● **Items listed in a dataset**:
===

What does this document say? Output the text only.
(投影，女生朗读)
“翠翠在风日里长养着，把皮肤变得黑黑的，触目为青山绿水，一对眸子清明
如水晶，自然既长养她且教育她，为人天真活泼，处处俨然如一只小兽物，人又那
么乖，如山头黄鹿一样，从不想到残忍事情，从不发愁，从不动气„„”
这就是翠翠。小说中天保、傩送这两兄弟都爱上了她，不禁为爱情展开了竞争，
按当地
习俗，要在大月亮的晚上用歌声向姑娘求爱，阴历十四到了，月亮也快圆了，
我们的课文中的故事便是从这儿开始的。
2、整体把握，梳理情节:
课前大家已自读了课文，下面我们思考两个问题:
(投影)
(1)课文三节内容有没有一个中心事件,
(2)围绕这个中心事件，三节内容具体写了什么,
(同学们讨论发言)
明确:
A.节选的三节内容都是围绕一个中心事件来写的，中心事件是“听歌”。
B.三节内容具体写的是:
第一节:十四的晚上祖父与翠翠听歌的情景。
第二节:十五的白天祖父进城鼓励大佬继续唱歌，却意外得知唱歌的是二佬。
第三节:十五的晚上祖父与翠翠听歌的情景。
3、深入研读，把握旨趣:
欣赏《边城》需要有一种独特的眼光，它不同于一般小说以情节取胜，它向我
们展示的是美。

===

● **Given problem**: Copy out each line exactly as written.

● **Task output**:
What does this document say? Output the text only.
(投影，女生朗读)
“翠翠在风日里长养着，把皮肤变得黑黑的，触目为青山绿水，一对眸子清明
如水晶，自然既长养她且教育她，为人天真活泼，处处俨然如一只小兽物，人又那
么乖，如山头黄鹿一样，从不想到残忍事情，从不发愁，从不动气„„”
这就是翠翠。小说中天保、傩送这两兄弟都爱上了她，不禁为爱情展开了竞争，
按当地
习俗，要在大月亮的晚上用歌声向姑娘求爱，阴历十四到了，月亮也快圆了，
我们的课文中的故事便是从这儿开始的。
2、整体把握，梳理情节:
课前大家已自读了课文，下面我们思考两个问题:
(投影)
(1)课文三节内容有没有一个中心事件,
(2)围绕这个中心事件，三节内容具体写了什么,
(同学们讨论发言)
明确:
A.节选的三节内容都是围绕一个中心事件来写的，中心事件是“听歌”。
B.三节内容具体写的是:
第一节:十四的晚上祖父与翠翠听歌的情景。
第二节:十五的白天祖父进城鼓励大佬继续唱歌，却意外得知唱歌的是二佬。
第三节:十五的晚上祖父与翠翠听歌的情景。
3、深入研读，把握旨趣:
欣赏《边城》需要有一种独特的眼光，它不同于一般小说以情节取胜，它向我
们展示的是美。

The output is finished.